Stored entries:
* BEGIN *
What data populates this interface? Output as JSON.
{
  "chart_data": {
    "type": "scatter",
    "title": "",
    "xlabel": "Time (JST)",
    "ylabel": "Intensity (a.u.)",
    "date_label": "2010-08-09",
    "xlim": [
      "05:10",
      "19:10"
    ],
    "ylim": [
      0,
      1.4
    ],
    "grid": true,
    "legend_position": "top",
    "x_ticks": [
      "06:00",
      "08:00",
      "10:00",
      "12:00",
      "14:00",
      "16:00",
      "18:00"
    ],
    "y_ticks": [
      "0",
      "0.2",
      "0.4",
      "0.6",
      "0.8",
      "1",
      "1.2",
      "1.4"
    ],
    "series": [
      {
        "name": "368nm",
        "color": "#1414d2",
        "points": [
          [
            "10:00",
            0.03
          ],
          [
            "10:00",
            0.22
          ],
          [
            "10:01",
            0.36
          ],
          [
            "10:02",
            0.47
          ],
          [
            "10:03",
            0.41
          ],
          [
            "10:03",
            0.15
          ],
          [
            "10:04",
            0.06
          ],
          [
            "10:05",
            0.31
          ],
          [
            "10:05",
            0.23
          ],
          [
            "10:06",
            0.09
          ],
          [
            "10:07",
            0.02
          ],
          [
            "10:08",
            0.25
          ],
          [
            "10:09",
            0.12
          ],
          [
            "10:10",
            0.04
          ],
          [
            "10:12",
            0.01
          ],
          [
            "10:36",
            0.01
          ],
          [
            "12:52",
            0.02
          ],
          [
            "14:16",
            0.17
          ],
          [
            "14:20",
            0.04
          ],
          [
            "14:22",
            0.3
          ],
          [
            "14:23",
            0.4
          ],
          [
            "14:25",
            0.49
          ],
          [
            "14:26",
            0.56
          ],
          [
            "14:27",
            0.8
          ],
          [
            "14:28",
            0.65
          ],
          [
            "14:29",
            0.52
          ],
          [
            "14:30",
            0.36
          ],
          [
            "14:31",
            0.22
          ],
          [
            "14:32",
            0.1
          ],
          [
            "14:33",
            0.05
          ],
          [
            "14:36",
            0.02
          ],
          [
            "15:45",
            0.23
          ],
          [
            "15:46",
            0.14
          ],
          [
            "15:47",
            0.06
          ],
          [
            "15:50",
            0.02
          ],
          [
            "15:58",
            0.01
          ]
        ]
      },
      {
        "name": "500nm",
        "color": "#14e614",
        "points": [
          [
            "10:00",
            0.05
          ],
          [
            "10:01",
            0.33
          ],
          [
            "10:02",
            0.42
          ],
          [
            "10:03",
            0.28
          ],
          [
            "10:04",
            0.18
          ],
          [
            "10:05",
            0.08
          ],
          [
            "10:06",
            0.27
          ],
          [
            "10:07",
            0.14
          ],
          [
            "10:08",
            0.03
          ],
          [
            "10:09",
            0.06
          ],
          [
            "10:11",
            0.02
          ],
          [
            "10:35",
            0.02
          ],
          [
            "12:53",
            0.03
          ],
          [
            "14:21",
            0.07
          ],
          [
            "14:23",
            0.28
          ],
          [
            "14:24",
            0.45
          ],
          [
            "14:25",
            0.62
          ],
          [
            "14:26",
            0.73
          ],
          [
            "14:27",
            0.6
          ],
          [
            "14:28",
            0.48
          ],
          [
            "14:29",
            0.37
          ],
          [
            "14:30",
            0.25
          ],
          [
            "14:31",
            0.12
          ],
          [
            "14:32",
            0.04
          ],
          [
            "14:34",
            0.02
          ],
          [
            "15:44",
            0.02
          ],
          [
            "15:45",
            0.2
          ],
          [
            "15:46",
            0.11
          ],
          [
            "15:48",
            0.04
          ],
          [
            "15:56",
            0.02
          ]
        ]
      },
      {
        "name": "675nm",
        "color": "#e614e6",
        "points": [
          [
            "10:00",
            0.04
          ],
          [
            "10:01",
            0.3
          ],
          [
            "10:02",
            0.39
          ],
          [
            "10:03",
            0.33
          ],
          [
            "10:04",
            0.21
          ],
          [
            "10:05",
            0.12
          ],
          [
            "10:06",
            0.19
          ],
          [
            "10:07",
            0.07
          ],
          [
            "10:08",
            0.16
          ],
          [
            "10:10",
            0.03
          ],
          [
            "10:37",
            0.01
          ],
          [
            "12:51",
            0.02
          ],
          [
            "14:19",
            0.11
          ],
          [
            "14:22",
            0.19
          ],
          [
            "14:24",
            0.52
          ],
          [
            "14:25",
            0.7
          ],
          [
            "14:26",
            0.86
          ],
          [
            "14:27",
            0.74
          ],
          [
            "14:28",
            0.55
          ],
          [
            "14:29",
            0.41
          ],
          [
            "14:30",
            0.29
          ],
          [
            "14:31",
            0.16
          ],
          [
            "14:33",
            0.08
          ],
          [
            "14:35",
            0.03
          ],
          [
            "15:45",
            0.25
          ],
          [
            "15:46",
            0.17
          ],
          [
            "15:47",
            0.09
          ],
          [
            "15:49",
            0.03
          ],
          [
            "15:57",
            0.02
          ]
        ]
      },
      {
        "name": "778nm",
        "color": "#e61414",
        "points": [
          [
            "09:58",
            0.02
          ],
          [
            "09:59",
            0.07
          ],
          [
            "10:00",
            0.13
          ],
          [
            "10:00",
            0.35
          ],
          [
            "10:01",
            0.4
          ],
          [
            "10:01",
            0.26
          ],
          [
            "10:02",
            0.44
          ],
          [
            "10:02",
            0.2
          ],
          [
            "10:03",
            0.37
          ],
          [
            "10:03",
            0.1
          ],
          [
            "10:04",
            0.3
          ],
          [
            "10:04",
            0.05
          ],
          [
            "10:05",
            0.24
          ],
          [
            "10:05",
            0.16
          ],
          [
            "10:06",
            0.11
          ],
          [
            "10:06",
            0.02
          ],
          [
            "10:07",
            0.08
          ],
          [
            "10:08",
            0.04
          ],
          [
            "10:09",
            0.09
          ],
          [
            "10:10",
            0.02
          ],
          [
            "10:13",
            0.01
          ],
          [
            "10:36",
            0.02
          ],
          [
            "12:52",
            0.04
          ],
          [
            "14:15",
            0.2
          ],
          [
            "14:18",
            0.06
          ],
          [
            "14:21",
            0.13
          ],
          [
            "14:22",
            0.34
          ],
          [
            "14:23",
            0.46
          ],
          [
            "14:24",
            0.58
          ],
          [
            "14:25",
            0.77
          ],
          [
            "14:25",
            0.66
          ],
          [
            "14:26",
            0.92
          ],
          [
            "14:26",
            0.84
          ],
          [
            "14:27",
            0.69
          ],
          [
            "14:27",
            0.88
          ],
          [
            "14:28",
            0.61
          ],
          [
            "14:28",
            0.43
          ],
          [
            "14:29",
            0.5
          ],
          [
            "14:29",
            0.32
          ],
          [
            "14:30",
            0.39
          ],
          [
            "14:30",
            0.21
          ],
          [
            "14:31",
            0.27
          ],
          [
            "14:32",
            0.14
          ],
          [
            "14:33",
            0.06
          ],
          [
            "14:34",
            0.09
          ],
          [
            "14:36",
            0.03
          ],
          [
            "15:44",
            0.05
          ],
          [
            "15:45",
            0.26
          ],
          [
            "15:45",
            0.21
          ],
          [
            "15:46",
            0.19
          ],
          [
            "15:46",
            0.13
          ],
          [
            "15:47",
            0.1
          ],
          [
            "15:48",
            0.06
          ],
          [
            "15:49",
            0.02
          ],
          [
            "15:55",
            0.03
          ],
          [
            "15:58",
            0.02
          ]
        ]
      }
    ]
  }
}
* END *
* BEGIN *
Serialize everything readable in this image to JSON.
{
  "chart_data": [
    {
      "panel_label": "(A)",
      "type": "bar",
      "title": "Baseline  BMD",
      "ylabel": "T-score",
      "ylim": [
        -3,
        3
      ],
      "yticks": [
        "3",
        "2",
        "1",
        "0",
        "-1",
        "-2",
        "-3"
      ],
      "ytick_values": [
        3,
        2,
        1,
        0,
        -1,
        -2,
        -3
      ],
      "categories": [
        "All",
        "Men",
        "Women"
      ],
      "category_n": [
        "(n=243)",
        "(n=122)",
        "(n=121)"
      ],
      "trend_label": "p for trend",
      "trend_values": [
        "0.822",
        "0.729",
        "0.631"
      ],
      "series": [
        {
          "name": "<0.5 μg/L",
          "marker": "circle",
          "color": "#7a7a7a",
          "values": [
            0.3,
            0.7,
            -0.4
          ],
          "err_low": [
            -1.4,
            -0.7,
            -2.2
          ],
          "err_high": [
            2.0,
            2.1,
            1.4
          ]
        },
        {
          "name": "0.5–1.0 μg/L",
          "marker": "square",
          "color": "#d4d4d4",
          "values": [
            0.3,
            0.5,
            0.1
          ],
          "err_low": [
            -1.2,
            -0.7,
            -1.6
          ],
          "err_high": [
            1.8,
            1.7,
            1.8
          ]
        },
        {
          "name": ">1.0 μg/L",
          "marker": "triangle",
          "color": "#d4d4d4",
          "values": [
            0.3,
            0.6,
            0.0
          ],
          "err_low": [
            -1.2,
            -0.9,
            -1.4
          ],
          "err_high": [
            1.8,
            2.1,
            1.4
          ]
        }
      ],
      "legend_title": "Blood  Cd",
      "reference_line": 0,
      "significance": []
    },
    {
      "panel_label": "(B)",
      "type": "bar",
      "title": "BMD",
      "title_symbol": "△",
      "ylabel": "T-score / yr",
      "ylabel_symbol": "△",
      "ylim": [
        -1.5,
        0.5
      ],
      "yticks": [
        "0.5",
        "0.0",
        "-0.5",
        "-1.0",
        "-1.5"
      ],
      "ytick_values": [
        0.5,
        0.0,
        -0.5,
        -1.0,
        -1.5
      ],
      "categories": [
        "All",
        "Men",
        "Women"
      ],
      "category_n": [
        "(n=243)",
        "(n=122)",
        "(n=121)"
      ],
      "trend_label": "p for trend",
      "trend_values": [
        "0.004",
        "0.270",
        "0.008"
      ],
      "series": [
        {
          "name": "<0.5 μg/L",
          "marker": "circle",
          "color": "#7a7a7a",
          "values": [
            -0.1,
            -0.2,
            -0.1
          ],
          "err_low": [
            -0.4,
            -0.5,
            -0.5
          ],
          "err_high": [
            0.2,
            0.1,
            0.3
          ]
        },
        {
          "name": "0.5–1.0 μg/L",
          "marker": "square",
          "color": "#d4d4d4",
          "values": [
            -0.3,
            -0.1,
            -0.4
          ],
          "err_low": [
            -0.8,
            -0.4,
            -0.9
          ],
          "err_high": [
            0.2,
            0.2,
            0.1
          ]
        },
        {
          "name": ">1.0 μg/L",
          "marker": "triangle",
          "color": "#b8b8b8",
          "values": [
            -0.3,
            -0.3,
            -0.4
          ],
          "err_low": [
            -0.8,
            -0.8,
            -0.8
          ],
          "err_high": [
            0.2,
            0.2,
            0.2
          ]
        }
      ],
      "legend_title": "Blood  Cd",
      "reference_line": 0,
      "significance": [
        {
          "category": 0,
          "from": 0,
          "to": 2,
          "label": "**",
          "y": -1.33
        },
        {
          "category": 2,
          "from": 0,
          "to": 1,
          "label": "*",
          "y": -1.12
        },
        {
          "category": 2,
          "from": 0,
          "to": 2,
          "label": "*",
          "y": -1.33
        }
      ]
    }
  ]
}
* END *
* BEGIN *
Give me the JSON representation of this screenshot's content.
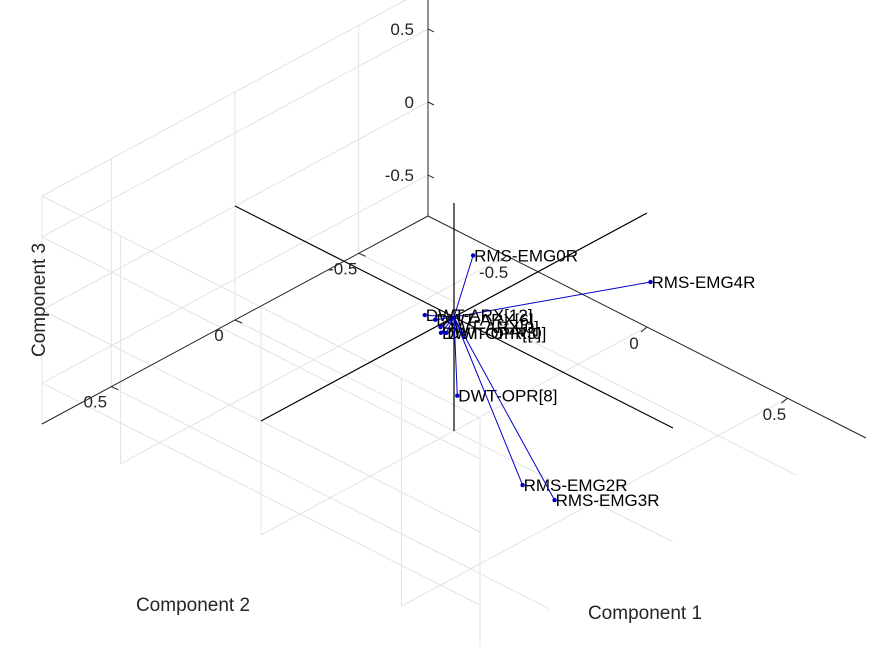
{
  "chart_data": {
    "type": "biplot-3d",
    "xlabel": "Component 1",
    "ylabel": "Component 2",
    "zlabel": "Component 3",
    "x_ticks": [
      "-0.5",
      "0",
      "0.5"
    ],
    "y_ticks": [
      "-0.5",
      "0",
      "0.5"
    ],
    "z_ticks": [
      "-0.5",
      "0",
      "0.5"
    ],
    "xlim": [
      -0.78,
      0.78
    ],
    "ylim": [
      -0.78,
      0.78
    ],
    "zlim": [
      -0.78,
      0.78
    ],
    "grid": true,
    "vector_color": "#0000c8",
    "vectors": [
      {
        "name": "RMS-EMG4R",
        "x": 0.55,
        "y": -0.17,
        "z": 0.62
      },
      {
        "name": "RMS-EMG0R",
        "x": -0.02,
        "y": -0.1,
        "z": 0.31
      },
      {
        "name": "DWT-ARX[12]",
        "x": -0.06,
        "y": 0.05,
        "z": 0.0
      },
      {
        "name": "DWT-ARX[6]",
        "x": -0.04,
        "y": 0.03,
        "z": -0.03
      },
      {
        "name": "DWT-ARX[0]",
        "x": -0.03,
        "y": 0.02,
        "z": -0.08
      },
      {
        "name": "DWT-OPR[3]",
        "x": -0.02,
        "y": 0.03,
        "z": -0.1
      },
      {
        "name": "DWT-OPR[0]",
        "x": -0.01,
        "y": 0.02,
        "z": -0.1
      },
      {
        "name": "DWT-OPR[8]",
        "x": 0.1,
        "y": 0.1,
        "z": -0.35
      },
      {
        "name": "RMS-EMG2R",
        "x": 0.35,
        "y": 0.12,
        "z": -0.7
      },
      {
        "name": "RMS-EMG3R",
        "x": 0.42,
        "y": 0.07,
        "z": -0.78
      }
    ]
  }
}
* END *
**Exercise:**
In the listing, find every line containing the word "JSON" and list it.

**Response to this task:**
What data populates this interface? Output as JSON.
Serialize everything readable in this image to JSON.
Give me the JSON representation of this screenshot's content.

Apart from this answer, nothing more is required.